------ INPUT ROWS
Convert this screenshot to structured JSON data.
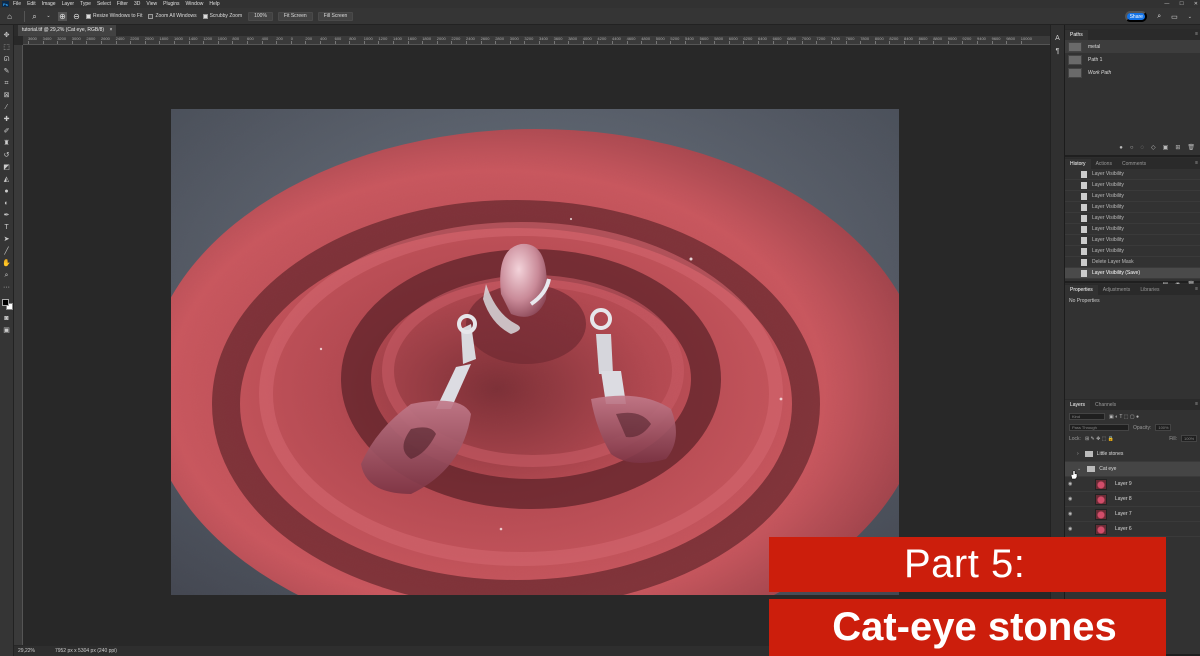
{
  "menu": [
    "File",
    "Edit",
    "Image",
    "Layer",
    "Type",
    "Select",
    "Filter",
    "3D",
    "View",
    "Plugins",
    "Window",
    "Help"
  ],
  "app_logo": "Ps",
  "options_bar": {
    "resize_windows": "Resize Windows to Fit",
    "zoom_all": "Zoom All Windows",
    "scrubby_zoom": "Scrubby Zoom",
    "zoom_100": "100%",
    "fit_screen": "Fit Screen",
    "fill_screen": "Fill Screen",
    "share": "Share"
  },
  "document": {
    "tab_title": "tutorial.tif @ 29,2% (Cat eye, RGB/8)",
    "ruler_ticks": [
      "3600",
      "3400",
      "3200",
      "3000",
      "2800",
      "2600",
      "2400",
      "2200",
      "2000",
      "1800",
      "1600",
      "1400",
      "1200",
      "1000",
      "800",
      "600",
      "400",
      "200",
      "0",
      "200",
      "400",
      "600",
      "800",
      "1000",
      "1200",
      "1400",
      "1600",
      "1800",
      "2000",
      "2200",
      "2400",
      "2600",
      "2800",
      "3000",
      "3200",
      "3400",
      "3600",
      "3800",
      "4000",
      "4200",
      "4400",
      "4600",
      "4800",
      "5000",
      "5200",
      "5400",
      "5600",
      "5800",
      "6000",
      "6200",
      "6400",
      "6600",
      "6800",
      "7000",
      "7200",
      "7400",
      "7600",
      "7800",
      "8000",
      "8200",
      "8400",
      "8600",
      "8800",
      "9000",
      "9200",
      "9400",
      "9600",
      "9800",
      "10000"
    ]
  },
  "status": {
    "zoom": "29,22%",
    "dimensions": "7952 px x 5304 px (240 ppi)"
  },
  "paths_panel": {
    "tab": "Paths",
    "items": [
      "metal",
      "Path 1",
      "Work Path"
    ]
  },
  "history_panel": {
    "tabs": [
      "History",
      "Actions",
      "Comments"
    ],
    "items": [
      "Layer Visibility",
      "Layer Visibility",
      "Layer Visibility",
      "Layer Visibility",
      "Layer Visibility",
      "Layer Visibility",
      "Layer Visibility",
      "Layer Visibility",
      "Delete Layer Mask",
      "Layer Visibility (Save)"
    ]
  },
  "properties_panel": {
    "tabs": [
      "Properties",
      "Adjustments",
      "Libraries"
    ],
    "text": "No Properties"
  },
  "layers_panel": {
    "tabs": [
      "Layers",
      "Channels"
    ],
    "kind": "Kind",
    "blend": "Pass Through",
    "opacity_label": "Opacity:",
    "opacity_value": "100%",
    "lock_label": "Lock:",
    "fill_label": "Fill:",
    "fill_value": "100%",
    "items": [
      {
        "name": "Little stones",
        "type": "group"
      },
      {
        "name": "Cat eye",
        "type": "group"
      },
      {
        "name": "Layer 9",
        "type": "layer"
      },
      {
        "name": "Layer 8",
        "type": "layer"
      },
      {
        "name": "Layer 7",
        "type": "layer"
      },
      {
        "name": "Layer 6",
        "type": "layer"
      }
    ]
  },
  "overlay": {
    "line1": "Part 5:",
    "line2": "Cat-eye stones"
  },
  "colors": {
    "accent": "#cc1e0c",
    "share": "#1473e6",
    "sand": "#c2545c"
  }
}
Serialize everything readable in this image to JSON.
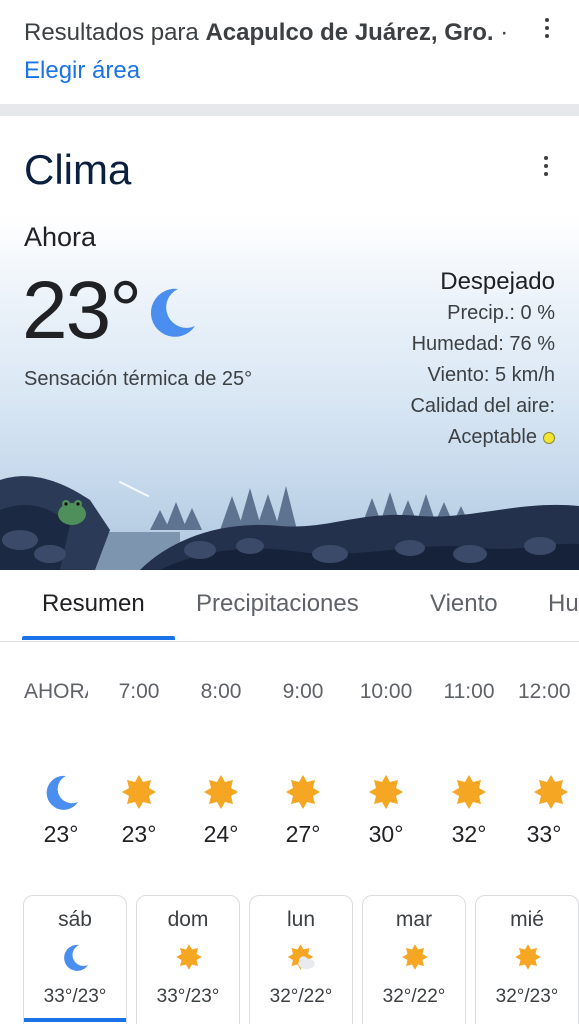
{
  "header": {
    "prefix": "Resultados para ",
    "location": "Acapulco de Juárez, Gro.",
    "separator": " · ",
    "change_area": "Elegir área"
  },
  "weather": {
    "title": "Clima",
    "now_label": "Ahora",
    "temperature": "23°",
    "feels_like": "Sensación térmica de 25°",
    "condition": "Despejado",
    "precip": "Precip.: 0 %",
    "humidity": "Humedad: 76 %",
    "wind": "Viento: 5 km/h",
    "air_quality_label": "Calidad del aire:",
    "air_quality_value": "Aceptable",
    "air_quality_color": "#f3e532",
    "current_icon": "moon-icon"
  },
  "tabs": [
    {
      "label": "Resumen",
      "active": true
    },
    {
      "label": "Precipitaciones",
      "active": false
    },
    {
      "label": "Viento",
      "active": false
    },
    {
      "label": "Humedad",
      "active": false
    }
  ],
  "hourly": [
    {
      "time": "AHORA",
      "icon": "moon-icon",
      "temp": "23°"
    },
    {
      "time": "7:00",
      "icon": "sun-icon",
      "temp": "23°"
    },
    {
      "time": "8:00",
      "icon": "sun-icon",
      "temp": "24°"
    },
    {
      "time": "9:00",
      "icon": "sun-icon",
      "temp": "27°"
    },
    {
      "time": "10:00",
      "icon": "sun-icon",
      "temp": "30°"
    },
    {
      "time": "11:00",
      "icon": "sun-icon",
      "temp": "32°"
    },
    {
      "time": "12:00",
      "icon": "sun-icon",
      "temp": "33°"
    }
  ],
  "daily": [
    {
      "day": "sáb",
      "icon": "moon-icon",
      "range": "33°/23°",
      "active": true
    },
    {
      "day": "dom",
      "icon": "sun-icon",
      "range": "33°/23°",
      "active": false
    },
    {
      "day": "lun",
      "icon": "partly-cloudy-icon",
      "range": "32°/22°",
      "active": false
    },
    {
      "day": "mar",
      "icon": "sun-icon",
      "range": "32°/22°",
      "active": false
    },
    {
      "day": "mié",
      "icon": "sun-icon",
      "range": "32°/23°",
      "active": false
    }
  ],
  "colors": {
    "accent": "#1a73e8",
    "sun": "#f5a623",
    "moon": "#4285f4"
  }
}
------------
------ INPUT ROWS
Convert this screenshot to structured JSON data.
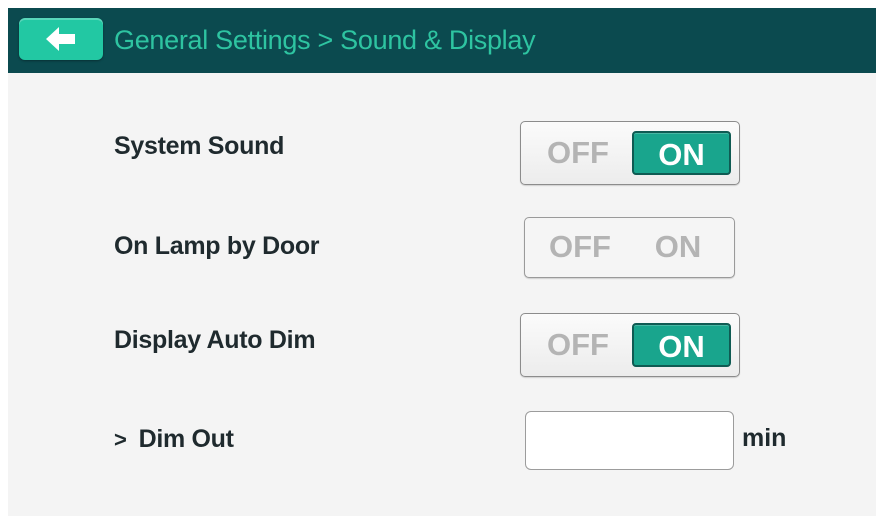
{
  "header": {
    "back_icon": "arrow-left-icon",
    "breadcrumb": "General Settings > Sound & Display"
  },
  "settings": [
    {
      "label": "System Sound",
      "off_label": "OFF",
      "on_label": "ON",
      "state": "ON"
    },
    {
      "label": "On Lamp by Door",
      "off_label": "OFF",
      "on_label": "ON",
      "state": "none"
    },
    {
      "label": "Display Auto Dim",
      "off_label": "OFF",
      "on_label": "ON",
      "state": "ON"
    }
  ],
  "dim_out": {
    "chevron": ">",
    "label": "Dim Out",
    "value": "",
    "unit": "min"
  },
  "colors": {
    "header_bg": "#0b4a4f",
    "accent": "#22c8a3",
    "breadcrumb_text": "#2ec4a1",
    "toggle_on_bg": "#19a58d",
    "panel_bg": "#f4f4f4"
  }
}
------------
(SET PROBLEM)
In the entries above, find each line with the word "Display" and show it.

(ANSWER TO THE TASK)
    "breadcrumb": "General Settings > Sound & Display"
      "label": "Display Auto Dim",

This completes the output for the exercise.